> [Stated exercise]: Out of the lines in this data, how many include "bostadsrätter"? Give the number and nothing else.

BEGIN Exercise inputs

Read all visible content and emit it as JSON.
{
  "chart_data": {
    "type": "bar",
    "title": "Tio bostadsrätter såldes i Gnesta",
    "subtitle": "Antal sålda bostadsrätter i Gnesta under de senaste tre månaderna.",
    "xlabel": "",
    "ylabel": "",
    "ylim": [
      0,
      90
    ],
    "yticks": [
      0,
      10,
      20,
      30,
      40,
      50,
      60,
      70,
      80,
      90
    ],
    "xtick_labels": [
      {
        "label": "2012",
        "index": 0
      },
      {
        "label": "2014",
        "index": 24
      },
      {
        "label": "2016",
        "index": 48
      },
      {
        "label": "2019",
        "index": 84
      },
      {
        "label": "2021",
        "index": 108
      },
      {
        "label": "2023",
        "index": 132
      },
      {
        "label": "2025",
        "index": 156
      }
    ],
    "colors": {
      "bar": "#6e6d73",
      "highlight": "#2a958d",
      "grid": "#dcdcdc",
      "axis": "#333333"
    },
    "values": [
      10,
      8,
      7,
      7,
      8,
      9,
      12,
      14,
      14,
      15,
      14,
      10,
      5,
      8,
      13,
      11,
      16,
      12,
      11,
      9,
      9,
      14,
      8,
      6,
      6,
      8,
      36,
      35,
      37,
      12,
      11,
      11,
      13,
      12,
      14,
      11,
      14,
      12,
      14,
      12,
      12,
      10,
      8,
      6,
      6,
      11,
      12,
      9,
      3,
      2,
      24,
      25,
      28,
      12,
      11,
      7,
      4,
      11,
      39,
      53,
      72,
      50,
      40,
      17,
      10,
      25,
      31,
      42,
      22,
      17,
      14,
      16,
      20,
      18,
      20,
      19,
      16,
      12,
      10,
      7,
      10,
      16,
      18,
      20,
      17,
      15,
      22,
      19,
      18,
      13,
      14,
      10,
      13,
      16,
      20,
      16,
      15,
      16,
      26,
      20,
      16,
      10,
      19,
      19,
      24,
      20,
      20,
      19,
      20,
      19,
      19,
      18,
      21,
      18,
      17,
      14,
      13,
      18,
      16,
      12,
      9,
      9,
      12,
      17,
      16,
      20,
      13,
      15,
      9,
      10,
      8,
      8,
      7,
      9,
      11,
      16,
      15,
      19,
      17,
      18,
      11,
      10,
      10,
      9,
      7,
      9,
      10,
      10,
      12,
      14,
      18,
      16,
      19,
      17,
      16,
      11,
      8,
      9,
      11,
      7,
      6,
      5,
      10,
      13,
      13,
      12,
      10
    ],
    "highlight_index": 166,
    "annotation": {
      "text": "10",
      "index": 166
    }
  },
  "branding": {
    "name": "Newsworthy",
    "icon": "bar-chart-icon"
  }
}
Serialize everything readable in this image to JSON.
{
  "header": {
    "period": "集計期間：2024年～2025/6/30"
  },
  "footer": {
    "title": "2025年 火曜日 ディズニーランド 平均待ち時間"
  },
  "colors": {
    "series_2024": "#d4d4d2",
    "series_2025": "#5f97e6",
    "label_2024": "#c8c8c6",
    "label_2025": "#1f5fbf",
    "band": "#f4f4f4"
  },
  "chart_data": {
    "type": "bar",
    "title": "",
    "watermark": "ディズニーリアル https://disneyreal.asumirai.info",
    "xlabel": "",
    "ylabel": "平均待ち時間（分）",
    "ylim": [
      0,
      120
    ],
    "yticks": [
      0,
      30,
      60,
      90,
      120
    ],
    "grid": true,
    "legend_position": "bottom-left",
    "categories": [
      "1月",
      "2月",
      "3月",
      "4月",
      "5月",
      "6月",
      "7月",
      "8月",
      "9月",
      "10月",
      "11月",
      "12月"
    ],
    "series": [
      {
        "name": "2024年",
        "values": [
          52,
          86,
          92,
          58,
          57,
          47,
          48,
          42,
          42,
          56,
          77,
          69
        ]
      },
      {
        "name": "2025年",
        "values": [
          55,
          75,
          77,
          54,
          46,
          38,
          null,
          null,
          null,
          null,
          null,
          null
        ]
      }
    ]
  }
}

END Exercise inputs

> [The solution]: 2